• **THE REQUEST**:
Make an exact copy of all the entries, but do not reproduce the pictures.

• **DATA SHOWN**:
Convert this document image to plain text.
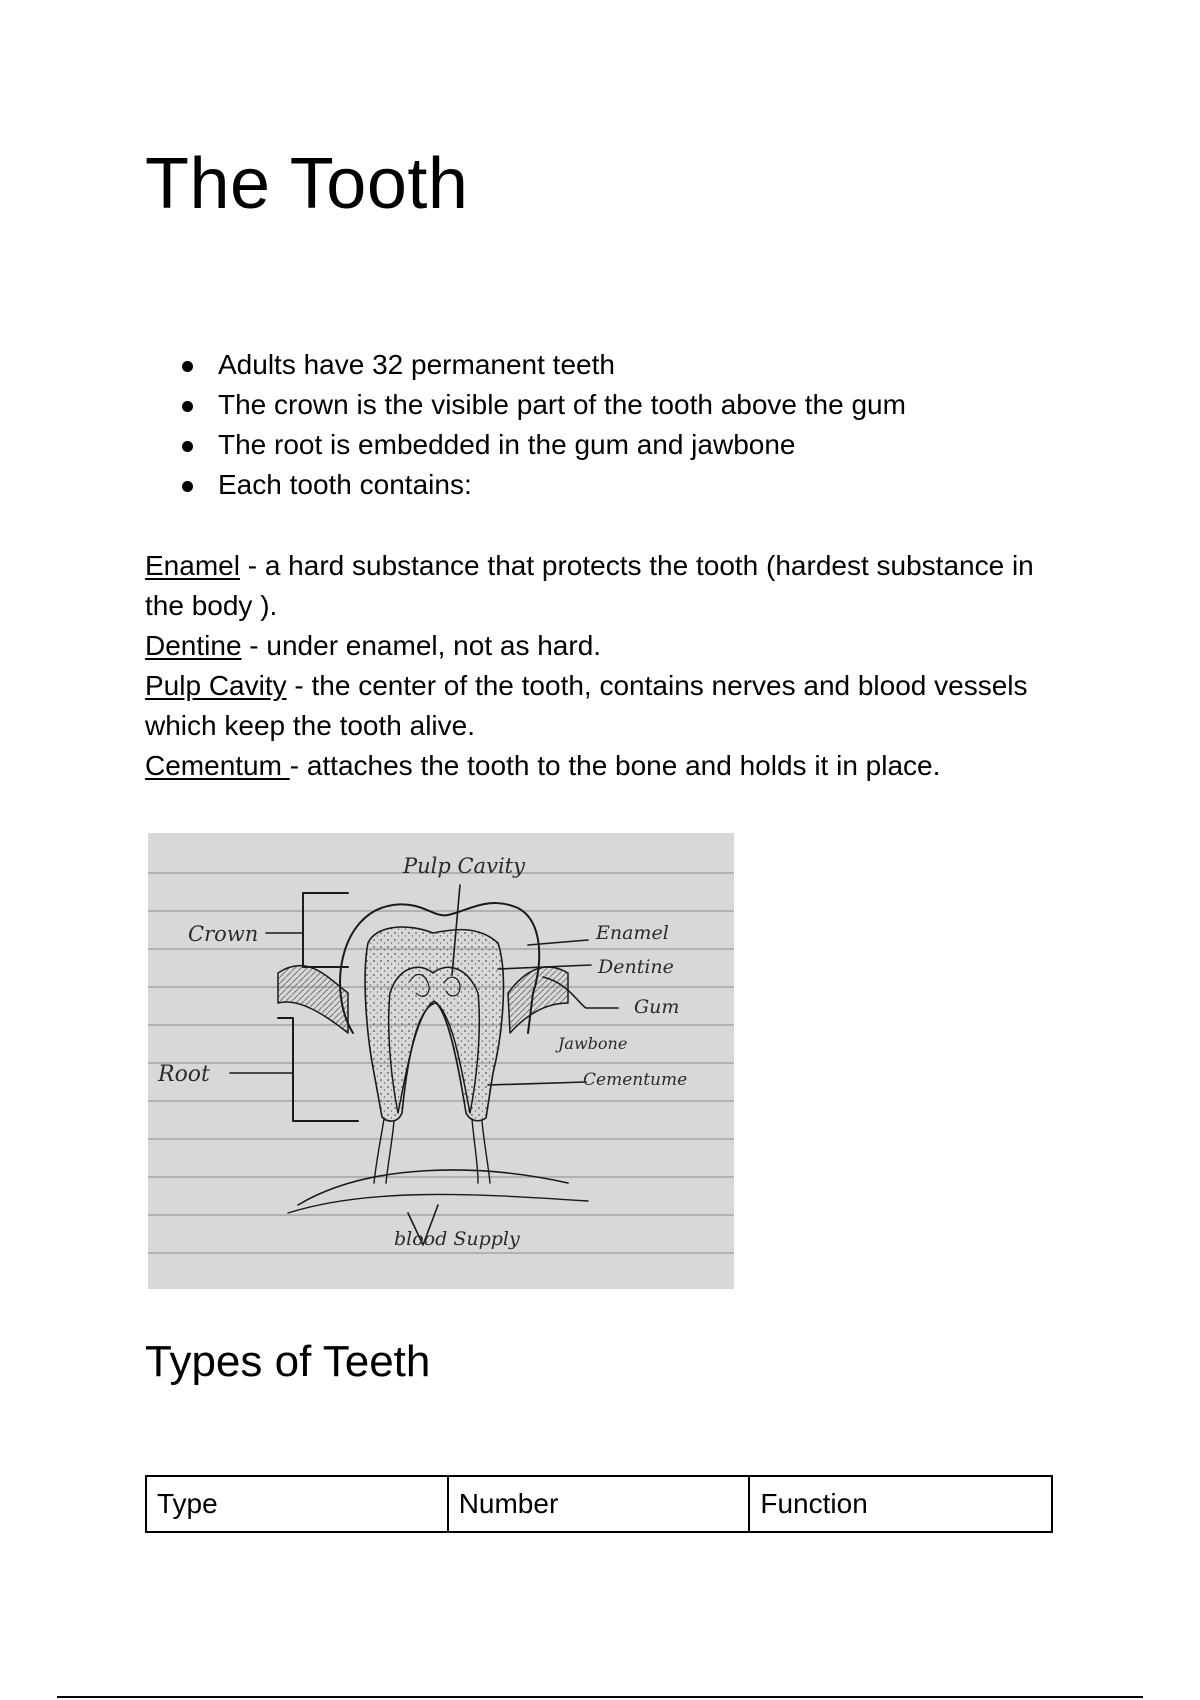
The Tooth
Adults have 32 permanent teeth
The crown is the visible part of the tooth above the gum
The root is embedded in the gum and jawbone
Each tooth contains:

Enamel - a hard substance that protects the tooth (hardest substance in the body ).

Dentine - under enamel, not as hard.

Pulp Cavity - the center of the tooth, contains nerves and blood vessels which keep the tooth alive.

Cementum - attaches the tooth to the bone and holds it in place.

Pulp Cavity
Crown
Root
Enamel
Dentine
Gum
Jawbone
Cementume
blood Supply
Types of Teeth
Type	Number	Function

• **EXERCISE OUTPUT**:
Convert this document image to plain text.
The Tooth
Adults have 32 permanent teeth
The crown is the visible part of the tooth above the gum
The root is embedded in the gum and jawbone
Each tooth contains:

Enamel - a hard substance that protects the tooth (hardest substance in the body ).

Dentine - under enamel, not as hard.

Pulp Cavity - the center of the tooth, contains nerves and blood vessels which keep the tooth alive.

Cementum - attaches the tooth to the bone and holds it in place.

Pulp Cavity
Crown
Root
Enamel
Dentine
Gum
Jawbone
Cementume
blood Supply
Types of Teeth
Type	Number	Function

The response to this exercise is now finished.